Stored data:
········

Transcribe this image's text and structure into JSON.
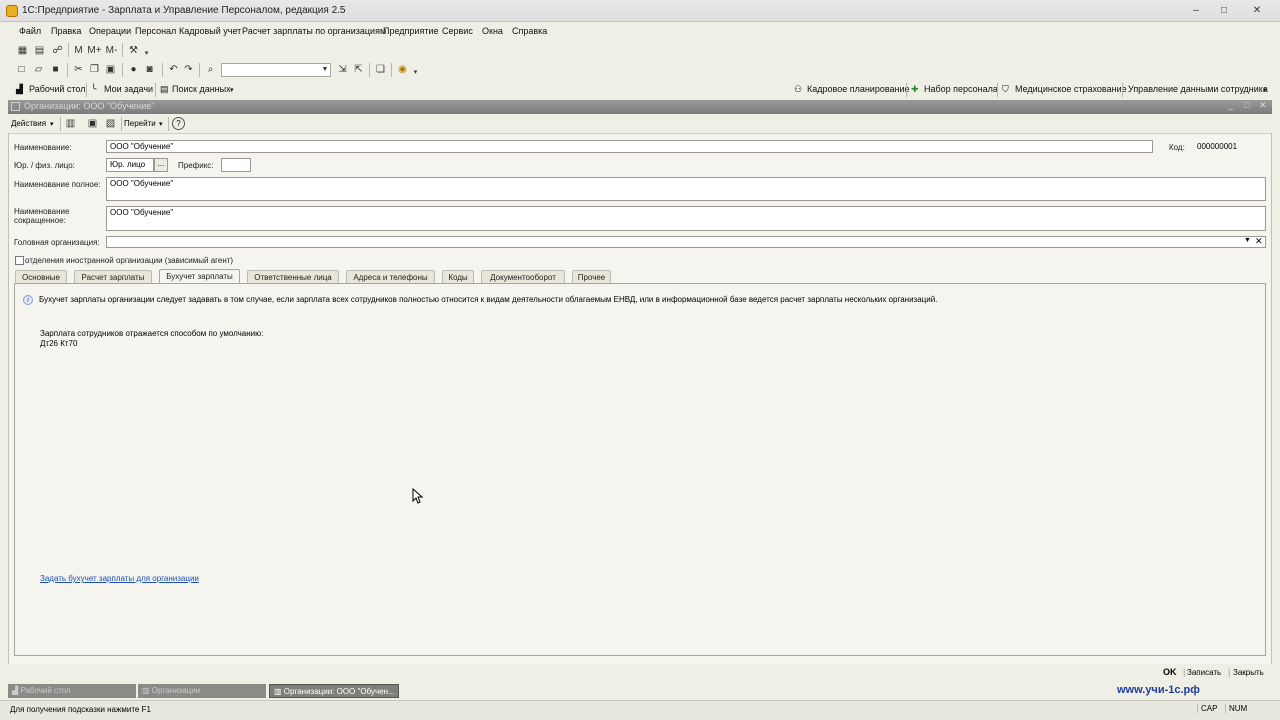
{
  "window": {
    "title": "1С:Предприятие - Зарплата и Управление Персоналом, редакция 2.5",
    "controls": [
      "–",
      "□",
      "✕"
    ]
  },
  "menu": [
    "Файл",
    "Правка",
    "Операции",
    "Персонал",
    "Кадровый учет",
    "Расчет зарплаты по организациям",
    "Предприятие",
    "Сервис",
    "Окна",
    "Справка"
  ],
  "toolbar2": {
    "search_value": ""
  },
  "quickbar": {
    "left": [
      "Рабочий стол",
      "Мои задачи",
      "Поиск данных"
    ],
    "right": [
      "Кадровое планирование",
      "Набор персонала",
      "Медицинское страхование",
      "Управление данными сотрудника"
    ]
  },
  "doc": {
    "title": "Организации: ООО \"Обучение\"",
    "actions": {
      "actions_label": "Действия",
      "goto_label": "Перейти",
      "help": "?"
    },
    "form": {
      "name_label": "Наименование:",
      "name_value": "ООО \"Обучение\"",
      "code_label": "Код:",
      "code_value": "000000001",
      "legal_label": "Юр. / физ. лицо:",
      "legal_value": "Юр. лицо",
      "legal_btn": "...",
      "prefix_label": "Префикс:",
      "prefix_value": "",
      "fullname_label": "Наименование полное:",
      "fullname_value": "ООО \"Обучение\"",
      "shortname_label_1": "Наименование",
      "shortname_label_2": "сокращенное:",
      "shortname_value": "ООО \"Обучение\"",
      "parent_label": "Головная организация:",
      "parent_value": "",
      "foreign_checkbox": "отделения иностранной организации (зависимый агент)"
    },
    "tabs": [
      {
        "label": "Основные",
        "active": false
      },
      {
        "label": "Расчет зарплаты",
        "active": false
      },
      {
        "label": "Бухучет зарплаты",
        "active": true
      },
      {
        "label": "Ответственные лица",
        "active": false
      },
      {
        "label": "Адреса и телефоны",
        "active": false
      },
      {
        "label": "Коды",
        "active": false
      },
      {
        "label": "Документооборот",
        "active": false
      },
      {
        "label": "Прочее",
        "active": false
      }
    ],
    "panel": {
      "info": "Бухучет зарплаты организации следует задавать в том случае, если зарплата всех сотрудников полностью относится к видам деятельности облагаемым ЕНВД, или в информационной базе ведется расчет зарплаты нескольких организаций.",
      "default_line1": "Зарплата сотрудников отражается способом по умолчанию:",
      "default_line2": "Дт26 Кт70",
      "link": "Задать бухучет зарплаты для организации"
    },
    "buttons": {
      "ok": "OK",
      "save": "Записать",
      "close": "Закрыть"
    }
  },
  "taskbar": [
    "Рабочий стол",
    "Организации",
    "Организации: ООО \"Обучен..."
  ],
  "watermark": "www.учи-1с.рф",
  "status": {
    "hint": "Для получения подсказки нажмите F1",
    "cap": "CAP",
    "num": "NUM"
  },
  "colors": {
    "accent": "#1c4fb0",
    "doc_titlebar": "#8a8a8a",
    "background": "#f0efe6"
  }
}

········

__Work to be completed__
Transcribe the whole listing exactly. Pictures stay out of your copy.

__Task answer__
Transcribe this image's text and structure into JSON.
{
  "window": {
    "title": "1С:Предприятие - Зарплата и Управление Персоналом, редакция 2.5",
    "controls": [
      "–",
      "□",
      "✕"
    ]
  },
  "menu": [
    "Файл",
    "Правка",
    "Операции",
    "Персонал",
    "Кадровый учет",
    "Расчет зарплаты по организациям",
    "Предприятие",
    "Сервис",
    "Окна",
    "Справка"
  ],
  "toolbar2": {
    "search_value": ""
  },
  "quickbar": {
    "left": [
      "Рабочий стол",
      "Мои задачи",
      "Поиск данных"
    ],
    "right": [
      "Кадровое планирование",
      "Набор персонала",
      "Медицинское страхование",
      "Управление данными сотрудника"
    ]
  },
  "doc": {
    "title": "Организации: ООО \"Обучение\"",
    "actions": {
      "actions_label": "Действия",
      "goto_label": "Перейти",
      "help": "?"
    },
    "form": {
      "name_label": "Наименование:",
      "name_value": "ООО \"Обучение\"",
      "code_label": "Код:",
      "code_value": "000000001",
      "legal_label": "Юр. / физ. лицо:",
      "legal_value": "Юр. лицо",
      "legal_btn": "...",
      "prefix_label": "Префикс:",
      "prefix_value": "",
      "fullname_label": "Наименование полное:",
      "fullname_value": "ООО \"Обучение\"",
      "shortname_label_1": "Наименование",
      "shortname_label_2": "сокращенное:",
      "shortname_value": "ООО \"Обучение\"",
      "parent_label": "Головная организация:",
      "parent_value": "",
      "foreign_checkbox": "отделения иностранной организации (зависимый агент)"
    },
    "tabs": [
      {
        "label": "Основные",
        "active": false
      },
      {
        "label": "Расчет зарплаты",
        "active": false
      },
      {
        "label": "Бухучет зарплаты",
        "active": true
      },
      {
        "label": "Ответственные лица",
        "active": false
      },
      {
        "label": "Адреса и телефоны",
        "active": false
      },
      {
        "label": "Коды",
        "active": false
      },
      {
        "label": "Документооборот",
        "active": false
      },
      {
        "label": "Прочее",
        "active": false
      }
    ],
    "panel": {
      "info": "Бухучет зарплаты организации следует задавать в том случае, если зарплата всех сотрудников полностью относится к видам деятельности облагаемым ЕНВД, или в информационной базе ведется расчет зарплаты нескольких организаций.",
      "default_line1": "Зарплата сотрудников отражается способом по умолчанию:",
      "default_line2": "Дт26 Кт70",
      "link": "Задать бухучет зарплаты для организации"
    },
    "buttons": {
      "ok": "OK",
      "save": "Записать",
      "close": "Закрыть"
    }
  },
  "taskbar": [
    "Рабочий стол",
    "Организации",
    "Организации: ООО \"Обучен..."
  ],
  "watermark": "www.учи-1с.рф",
  "status": {
    "hint": "Для получения подсказки нажмите F1",
    "cap": "CAP",
    "num": "NUM"
  },
  "colors": {
    "accent": "#1c4fb0",
    "doc_titlebar": "#8a8a8a",
    "background": "#f0efe6"
  }
}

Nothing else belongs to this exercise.